- [Request] Restate the data word for word and leave the images out.
━━━━━ Source material ━━━━━
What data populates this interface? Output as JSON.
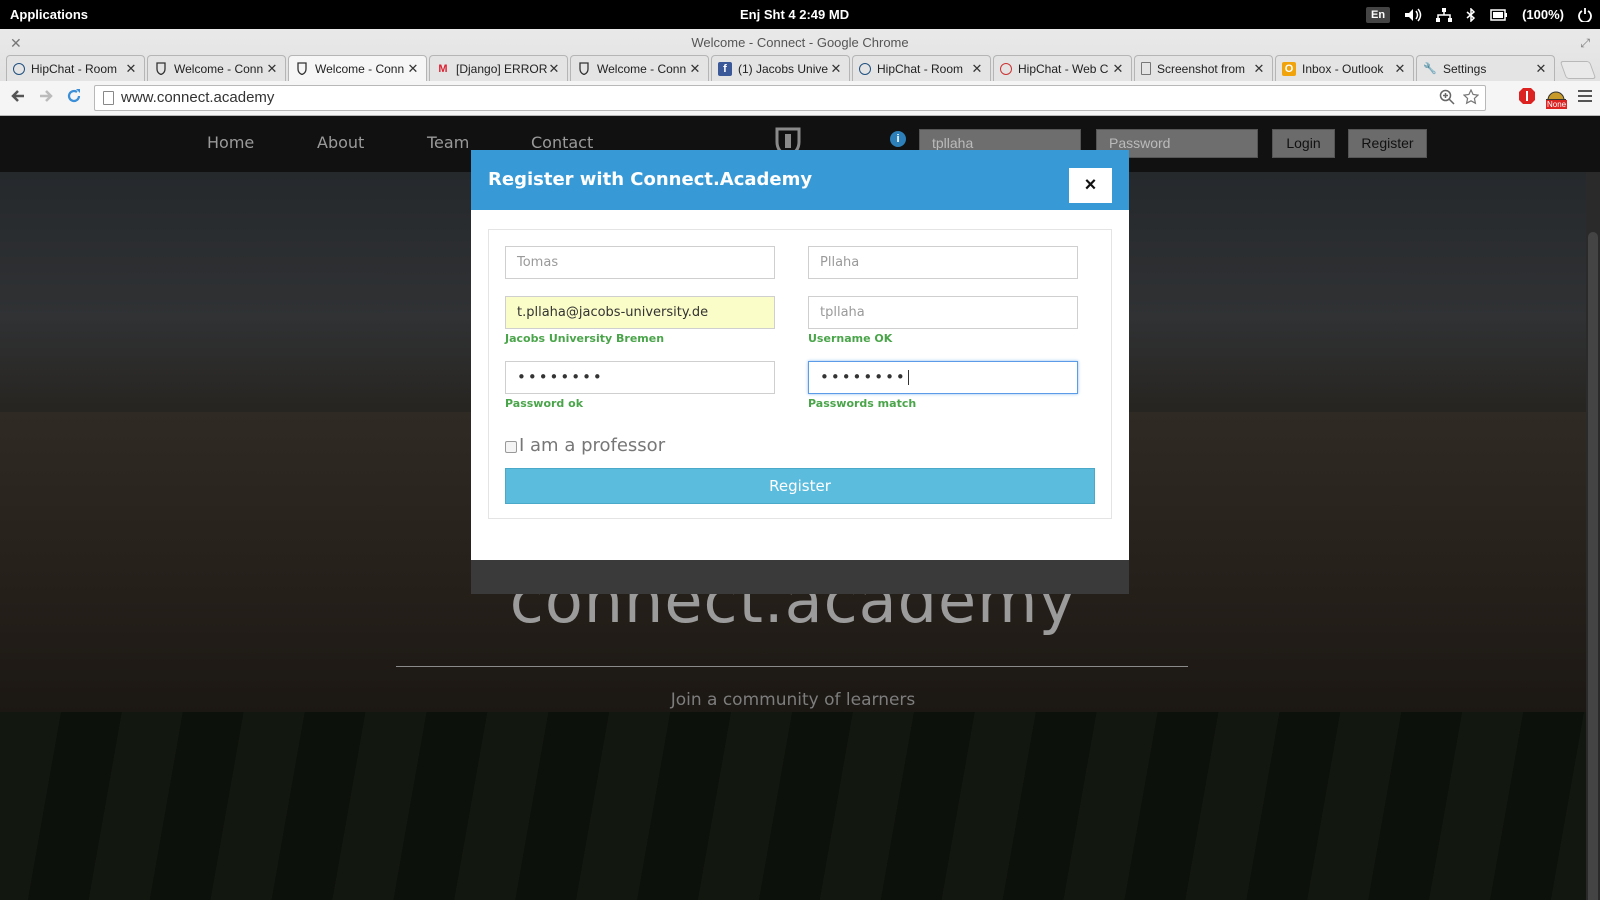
{
  "system_bar": {
    "applications": "Applications",
    "clock": "Enj  Sht 4    2:49 MD",
    "language": "En",
    "battery": "(100%)"
  },
  "browser": {
    "window_title": "Welcome - Connect - Google Chrome",
    "url": "www.connect.academy",
    "extension_badge": "None",
    "tabs": [
      {
        "label": "HipChat - Room",
        "icon": "hipchat-icon",
        "active": false
      },
      {
        "label": "Welcome - Conn",
        "icon": "connect-shield-icon",
        "active": false
      },
      {
        "label": "Welcome - Conn",
        "icon": "connect-shield-icon",
        "active": true
      },
      {
        "label": "[Django] ERROR",
        "icon": "gmail-icon",
        "active": false
      },
      {
        "label": "Welcome - Conn",
        "icon": "connect-shield-icon",
        "active": false
      },
      {
        "label": "(1) Jacobs Unive",
        "icon": "facebook-icon",
        "active": false
      },
      {
        "label": "HipChat - Room",
        "icon": "hipchat-icon",
        "active": false
      },
      {
        "label": "HipChat - Web C",
        "icon": "hipchat-icon",
        "active": false
      },
      {
        "label": "Screenshot from",
        "icon": "document-icon",
        "active": false
      },
      {
        "label": "Inbox - Outlook",
        "icon": "outlook-icon",
        "active": false
      },
      {
        "label": "Settings",
        "icon": "wrench-icon",
        "active": false
      }
    ]
  },
  "site": {
    "nav": {
      "home": "Home",
      "about": "About",
      "team": "Team",
      "contact": "Contact",
      "username_value": "tpllaha",
      "password_placeholder": "Password",
      "login": "Login",
      "register": "Register"
    },
    "hero_title": "connect.academy",
    "hero_subtitle": "Join a community of learners"
  },
  "modal": {
    "title": "Register with Connect.Academy",
    "close": "×",
    "first_name": "Tomas",
    "last_name": "Pllaha",
    "email": "t.pllaha@jacobs-university.de",
    "email_hint": "Jacobs University Bremen",
    "username": "tpllaha",
    "username_hint": "Username OK",
    "password_mask": "••••••••",
    "password_hint": "Password ok",
    "confirm_mask": "••••••••",
    "confirm_hint": "Passwords match",
    "professor_label": "I am a professor",
    "professor_checked": false,
    "submit": "Register",
    "hint_color": "#4aa54a",
    "header_color": "#3799d6",
    "button_color": "#5cbcde"
  }
}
━━━━━
- [Final answer]
What data populates this interface? Output as JSON.
{
  "system_bar": {
    "applications": "Applications",
    "clock": "Enj  Sht 4    2:49 MD",
    "language": "En",
    "battery": "(100%)"
  },
  "browser": {
    "window_title": "Welcome - Connect - Google Chrome",
    "url": "www.connect.academy",
    "extension_badge": "None",
    "tabs": [
      {
        "label": "HipChat - Room",
        "icon": "hipchat-icon",
        "active": false
      },
      {
        "label": "Welcome - Conn",
        "icon": "connect-shield-icon",
        "active": false
      },
      {
        "label": "Welcome - Conn",
        "icon": "connect-shield-icon",
        "active": true
      },
      {
        "label": "[Django] ERROR",
        "icon": "gmail-icon",
        "active": false
      },
      {
        "label": "Welcome - Conn",
        "icon": "connect-shield-icon",
        "active": false
      },
      {
        "label": "(1) Jacobs Unive",
        "icon": "facebook-icon",
        "active": false
      },
      {
        "label": "HipChat - Room",
        "icon": "hipchat-icon",
        "active": false
      },
      {
        "label": "HipChat - Web C",
        "icon": "hipchat-icon",
        "active": false
      },
      {
        "label": "Screenshot from",
        "icon": "document-icon",
        "active": false
      },
      {
        "label": "Inbox - Outlook",
        "icon": "outlook-icon",
        "active": false
      },
      {
        "label": "Settings",
        "icon": "wrench-icon",
        "active": false
      }
    ]
  },
  "site": {
    "nav": {
      "home": "Home",
      "about": "About",
      "team": "Team",
      "contact": "Contact",
      "username_value": "tpllaha",
      "password_placeholder": "Password",
      "login": "Login",
      "register": "Register"
    },
    "hero_title": "connect.academy",
    "hero_subtitle": "Join a community of learners"
  },
  "modal": {
    "title": "Register with Connect.Academy",
    "close": "×",
    "first_name": "Tomas",
    "last_name": "Pllaha",
    "email": "t.pllaha@jacobs-university.de",
    "email_hint": "Jacobs University Bremen",
    "username": "tpllaha",
    "username_hint": "Username OK",
    "password_mask": "••••••••",
    "password_hint": "Password ok",
    "confirm_mask": "••••••••",
    "confirm_hint": "Passwords match",
    "professor_label": "I am a professor",
    "professor_checked": false,
    "submit": "Register",
    "hint_color": "#4aa54a",
    "header_color": "#3799d6",
    "button_color": "#5cbcde"
  }
}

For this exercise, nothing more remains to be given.